Data entries:
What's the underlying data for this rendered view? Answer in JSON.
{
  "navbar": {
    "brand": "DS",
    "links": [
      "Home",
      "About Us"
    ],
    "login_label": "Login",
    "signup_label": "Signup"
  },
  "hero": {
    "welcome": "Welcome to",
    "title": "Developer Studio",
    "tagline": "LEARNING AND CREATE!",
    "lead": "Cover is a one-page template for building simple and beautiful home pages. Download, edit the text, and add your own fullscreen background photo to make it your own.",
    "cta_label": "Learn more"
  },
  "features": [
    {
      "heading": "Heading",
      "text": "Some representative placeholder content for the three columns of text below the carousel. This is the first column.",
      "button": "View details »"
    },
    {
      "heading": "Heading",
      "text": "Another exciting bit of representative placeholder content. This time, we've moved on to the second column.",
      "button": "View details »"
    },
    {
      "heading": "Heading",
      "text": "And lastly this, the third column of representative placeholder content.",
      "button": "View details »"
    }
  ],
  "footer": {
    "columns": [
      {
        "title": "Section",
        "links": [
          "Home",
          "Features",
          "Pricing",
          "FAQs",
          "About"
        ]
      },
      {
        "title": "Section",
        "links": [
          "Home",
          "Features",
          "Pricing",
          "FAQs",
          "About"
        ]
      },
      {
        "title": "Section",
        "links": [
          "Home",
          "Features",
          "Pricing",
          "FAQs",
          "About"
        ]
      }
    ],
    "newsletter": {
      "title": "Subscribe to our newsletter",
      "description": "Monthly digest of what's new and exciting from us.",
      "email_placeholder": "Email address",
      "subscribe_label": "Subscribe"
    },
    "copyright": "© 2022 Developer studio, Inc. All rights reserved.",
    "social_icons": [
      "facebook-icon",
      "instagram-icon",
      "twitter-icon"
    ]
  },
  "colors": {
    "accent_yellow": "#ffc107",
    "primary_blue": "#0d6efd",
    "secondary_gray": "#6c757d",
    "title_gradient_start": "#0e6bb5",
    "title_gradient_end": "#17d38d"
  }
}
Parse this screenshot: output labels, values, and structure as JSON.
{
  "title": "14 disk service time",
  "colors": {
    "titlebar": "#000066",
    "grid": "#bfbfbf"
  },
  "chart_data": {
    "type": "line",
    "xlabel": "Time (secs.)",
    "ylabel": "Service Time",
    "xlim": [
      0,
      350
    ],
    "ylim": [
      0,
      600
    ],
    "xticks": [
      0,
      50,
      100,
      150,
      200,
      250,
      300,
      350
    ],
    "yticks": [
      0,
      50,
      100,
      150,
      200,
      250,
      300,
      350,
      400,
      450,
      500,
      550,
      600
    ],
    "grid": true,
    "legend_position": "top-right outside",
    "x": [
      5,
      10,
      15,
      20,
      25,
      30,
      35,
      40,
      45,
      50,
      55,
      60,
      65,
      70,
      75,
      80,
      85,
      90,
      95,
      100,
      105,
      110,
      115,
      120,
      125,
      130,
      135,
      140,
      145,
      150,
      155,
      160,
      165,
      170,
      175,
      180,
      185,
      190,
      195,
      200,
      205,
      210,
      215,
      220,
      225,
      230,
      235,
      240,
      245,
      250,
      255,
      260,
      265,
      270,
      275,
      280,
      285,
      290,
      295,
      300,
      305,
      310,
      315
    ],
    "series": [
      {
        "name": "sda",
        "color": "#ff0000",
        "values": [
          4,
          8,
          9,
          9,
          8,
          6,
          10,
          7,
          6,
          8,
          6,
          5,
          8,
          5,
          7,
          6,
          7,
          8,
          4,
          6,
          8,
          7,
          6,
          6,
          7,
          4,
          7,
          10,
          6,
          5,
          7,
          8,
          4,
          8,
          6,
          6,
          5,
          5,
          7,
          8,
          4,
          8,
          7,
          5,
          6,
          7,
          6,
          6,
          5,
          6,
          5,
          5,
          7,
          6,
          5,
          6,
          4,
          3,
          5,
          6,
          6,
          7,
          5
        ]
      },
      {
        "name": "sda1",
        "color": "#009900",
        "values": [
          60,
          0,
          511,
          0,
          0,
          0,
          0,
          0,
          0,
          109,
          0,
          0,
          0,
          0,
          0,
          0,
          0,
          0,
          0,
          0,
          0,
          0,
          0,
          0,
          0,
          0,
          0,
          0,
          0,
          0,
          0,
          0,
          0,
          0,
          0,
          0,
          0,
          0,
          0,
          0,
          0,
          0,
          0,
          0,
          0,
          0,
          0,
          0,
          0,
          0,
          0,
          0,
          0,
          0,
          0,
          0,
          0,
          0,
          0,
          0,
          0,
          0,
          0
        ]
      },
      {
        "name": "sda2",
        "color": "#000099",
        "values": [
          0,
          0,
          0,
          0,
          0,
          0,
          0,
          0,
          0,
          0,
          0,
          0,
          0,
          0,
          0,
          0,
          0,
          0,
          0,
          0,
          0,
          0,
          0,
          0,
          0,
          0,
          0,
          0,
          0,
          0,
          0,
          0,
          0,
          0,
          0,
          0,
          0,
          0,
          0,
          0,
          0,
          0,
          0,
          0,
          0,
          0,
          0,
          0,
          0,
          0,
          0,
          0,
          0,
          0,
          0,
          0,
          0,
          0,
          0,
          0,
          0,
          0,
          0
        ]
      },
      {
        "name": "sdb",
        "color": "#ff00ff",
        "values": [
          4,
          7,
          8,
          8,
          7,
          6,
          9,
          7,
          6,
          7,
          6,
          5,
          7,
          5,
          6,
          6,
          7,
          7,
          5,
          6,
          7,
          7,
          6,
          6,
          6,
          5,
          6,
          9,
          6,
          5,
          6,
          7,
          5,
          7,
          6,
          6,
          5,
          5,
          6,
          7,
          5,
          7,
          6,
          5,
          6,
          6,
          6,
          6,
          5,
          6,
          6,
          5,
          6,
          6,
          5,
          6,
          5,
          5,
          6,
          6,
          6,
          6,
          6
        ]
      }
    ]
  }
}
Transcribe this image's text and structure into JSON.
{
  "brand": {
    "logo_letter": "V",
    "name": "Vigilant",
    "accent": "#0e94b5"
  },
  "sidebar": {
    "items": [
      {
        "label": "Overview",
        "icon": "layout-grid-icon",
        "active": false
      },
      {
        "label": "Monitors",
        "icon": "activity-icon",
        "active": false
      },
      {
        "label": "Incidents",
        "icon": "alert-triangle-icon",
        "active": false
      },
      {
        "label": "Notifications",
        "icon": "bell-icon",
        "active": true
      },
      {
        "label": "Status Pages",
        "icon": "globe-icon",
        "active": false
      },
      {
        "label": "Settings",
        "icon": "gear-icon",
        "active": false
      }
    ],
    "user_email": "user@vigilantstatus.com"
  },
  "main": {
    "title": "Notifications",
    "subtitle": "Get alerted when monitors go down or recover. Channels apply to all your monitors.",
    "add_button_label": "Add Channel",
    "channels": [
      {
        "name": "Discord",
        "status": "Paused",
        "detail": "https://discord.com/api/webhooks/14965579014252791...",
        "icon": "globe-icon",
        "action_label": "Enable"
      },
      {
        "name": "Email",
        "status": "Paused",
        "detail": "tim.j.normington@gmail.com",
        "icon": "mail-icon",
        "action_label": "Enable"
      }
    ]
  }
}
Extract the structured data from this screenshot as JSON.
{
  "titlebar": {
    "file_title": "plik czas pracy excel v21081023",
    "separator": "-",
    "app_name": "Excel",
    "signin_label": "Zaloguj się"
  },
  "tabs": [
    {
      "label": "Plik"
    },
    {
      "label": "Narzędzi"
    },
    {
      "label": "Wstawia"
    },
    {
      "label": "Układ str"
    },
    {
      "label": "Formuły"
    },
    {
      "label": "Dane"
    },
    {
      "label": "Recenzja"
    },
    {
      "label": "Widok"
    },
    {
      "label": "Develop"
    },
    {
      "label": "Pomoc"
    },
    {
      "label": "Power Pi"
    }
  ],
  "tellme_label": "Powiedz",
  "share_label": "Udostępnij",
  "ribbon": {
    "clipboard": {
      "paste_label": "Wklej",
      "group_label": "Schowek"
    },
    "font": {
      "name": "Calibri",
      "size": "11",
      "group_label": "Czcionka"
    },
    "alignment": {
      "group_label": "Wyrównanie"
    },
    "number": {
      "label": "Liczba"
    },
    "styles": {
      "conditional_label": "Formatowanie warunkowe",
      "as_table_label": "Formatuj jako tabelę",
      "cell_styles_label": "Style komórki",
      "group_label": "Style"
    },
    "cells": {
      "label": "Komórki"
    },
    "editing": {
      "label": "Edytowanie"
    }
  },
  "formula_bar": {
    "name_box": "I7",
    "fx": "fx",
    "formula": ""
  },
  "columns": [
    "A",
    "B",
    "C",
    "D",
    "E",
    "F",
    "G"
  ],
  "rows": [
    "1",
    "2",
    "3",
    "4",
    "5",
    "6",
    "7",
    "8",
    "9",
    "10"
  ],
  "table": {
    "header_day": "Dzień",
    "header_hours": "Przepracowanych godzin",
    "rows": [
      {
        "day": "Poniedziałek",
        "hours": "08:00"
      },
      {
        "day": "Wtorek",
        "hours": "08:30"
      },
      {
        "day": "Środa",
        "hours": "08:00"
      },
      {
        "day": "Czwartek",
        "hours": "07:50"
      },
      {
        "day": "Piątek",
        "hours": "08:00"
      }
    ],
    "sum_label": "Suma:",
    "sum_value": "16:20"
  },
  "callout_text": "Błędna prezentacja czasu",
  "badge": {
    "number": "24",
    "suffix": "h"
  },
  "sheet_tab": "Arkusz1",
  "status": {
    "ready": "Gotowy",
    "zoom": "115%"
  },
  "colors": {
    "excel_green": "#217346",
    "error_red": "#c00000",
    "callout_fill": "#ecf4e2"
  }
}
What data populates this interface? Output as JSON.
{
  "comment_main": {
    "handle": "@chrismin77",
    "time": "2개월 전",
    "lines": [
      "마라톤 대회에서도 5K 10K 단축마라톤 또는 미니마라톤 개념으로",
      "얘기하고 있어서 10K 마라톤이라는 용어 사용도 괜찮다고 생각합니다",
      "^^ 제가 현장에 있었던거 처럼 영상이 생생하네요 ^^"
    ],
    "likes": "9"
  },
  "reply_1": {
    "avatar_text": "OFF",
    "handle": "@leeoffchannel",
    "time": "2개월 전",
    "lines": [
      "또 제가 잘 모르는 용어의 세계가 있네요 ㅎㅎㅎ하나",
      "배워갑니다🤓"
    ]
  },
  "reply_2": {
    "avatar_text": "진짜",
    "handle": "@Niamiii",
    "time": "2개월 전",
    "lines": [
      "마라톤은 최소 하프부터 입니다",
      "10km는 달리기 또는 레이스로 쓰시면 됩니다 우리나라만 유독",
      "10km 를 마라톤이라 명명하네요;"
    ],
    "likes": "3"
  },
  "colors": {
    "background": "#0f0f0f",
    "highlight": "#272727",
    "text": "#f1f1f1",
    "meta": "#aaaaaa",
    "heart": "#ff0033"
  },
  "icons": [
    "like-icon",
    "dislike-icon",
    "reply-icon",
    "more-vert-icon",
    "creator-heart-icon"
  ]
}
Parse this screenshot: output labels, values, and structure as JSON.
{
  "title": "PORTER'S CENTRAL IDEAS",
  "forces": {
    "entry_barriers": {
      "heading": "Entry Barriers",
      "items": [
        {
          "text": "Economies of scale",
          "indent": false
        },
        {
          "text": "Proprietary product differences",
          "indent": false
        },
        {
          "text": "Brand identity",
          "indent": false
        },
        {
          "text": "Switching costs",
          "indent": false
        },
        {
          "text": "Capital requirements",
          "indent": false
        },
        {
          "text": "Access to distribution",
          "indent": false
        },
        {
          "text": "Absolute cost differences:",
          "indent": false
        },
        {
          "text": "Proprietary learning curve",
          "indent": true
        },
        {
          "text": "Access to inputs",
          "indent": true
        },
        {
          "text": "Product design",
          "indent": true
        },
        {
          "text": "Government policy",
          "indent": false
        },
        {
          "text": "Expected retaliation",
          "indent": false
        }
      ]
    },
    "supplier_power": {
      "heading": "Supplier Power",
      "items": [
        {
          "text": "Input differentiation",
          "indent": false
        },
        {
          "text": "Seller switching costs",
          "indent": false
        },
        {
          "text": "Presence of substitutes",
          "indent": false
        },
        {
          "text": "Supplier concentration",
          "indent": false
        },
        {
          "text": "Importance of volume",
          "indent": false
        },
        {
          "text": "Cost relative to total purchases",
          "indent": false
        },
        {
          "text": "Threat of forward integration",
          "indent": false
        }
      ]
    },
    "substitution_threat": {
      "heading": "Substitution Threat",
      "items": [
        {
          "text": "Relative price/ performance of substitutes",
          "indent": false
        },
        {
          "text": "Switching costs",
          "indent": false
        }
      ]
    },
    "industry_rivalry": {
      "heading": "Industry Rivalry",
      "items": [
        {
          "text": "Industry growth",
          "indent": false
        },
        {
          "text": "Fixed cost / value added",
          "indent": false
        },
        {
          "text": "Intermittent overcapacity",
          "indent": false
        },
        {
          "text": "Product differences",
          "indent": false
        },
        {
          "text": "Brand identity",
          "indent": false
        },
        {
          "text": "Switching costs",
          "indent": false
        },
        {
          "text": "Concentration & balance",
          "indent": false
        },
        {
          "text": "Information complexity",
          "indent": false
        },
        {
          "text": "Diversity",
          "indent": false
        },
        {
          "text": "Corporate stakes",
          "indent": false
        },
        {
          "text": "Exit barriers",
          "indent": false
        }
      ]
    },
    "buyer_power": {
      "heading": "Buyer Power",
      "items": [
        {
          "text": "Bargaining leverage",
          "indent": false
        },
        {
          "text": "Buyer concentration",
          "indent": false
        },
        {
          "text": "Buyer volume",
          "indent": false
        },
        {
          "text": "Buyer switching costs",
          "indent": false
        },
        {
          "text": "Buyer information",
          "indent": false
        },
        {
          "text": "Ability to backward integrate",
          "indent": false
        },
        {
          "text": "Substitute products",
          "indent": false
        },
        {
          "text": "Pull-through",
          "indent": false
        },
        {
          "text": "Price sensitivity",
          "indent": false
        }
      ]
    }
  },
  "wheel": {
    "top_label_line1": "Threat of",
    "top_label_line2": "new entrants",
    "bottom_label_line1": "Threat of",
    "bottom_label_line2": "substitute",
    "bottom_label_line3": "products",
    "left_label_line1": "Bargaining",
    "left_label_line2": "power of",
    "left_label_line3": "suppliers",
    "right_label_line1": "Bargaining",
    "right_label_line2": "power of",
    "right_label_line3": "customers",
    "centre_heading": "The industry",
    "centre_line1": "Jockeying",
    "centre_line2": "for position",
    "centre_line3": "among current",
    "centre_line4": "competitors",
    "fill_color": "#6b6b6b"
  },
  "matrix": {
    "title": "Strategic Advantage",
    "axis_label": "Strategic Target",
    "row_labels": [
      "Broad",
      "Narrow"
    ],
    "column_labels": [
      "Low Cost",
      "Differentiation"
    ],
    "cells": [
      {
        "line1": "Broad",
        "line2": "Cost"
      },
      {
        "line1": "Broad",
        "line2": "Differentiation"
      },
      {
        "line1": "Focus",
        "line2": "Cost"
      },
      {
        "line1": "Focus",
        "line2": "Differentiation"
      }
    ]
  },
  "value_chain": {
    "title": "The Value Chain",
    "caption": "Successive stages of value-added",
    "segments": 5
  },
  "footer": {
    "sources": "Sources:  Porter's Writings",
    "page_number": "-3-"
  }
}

What you have to do:
Pull out all lines of the data with the string "exciting".

Output of the task:
      "text": "Another exciting bit of representative placeholder content. This time, we've moved on to the second column.",
      "description": "Monthly digest of what's new and exciting from us.",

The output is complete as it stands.